[Figure content listings]
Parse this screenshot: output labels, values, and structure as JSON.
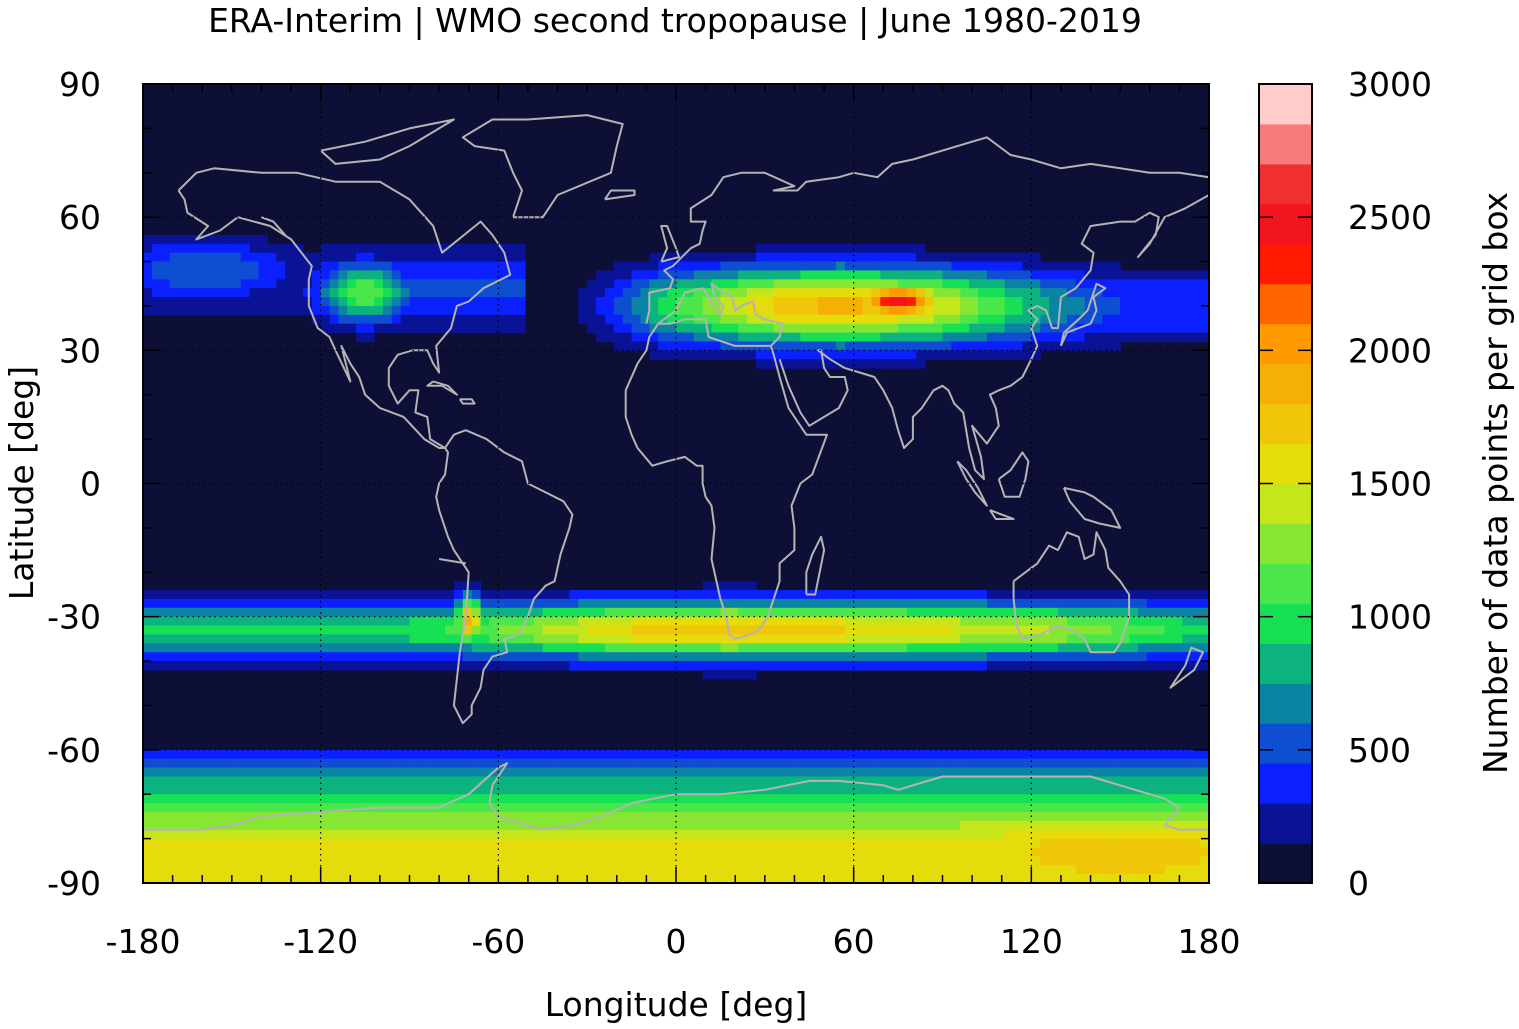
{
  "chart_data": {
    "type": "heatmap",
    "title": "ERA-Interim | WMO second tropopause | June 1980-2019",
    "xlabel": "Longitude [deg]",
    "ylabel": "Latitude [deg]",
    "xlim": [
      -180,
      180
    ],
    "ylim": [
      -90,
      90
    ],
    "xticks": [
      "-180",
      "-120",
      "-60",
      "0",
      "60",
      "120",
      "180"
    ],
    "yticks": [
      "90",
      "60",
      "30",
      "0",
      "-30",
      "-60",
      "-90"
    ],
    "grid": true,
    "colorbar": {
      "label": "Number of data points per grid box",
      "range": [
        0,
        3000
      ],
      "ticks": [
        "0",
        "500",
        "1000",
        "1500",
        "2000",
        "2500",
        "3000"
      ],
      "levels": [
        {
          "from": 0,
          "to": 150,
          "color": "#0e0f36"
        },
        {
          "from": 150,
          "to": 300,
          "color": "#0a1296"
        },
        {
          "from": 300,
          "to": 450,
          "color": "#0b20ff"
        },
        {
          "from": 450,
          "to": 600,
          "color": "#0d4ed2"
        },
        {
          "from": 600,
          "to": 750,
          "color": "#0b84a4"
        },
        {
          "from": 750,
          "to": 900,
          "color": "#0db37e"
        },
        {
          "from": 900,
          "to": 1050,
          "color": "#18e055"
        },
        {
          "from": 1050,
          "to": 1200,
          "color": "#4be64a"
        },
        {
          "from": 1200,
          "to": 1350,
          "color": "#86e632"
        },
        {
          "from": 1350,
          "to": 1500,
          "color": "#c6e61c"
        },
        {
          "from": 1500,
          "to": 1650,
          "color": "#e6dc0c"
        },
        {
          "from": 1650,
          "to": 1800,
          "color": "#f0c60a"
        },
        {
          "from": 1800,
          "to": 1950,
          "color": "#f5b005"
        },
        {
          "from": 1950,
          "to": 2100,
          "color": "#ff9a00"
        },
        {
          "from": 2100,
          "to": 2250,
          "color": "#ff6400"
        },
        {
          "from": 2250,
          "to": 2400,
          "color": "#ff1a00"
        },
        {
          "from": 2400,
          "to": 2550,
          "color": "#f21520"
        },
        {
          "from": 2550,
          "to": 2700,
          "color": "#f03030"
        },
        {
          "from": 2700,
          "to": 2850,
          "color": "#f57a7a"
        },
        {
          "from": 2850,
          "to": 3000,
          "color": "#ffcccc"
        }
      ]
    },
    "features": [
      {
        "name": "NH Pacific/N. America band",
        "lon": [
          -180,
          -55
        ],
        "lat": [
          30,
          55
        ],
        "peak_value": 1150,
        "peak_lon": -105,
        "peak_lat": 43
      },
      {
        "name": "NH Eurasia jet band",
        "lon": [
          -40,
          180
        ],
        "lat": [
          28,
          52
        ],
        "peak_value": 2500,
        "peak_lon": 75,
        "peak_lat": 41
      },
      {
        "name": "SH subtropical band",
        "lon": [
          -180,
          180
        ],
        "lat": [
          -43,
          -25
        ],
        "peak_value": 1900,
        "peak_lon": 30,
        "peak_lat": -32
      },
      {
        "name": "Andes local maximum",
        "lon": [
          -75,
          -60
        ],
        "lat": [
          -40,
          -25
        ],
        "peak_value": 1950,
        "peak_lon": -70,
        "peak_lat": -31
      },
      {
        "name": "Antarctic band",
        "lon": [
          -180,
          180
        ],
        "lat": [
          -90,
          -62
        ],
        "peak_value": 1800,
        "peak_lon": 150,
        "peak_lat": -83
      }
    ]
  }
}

==

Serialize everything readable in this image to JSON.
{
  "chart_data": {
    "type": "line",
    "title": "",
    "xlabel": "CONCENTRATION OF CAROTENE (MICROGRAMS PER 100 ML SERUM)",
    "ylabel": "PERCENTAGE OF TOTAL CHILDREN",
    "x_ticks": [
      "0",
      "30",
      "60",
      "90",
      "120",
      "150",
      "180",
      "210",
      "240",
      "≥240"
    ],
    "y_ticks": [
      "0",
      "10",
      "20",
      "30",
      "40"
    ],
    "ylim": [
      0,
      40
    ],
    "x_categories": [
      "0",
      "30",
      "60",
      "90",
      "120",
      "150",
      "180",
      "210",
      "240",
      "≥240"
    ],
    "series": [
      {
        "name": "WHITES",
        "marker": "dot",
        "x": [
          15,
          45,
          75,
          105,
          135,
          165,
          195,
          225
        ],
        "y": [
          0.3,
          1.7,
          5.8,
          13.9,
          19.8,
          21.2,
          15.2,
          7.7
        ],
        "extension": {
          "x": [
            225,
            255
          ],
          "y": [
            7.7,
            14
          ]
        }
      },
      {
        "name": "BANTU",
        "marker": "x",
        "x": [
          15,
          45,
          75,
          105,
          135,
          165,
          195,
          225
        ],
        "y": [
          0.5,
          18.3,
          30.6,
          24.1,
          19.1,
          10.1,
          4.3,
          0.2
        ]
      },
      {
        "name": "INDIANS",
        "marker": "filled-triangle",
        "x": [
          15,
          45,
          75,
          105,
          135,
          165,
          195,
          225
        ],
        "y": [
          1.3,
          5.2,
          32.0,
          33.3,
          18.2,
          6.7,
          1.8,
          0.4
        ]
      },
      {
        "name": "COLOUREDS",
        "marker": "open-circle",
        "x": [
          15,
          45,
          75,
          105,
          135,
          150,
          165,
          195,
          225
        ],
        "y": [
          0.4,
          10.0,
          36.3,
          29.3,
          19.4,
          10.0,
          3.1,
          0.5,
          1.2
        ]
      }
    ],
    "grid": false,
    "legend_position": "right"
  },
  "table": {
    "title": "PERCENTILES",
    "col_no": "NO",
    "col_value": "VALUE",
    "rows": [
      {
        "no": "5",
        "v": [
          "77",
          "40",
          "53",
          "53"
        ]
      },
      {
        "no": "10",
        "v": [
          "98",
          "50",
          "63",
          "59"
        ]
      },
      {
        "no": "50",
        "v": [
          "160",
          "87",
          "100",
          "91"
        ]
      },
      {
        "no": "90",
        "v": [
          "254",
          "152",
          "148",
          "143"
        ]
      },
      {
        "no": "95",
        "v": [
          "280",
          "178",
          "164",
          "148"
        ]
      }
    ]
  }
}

Prompt: Select the lines from the entries that include the word "marker".

Result of this exercise:
        "marker": "dot",
        "marker": "x",
        "marker": "filled-triangle",
        "marker": "open-circle",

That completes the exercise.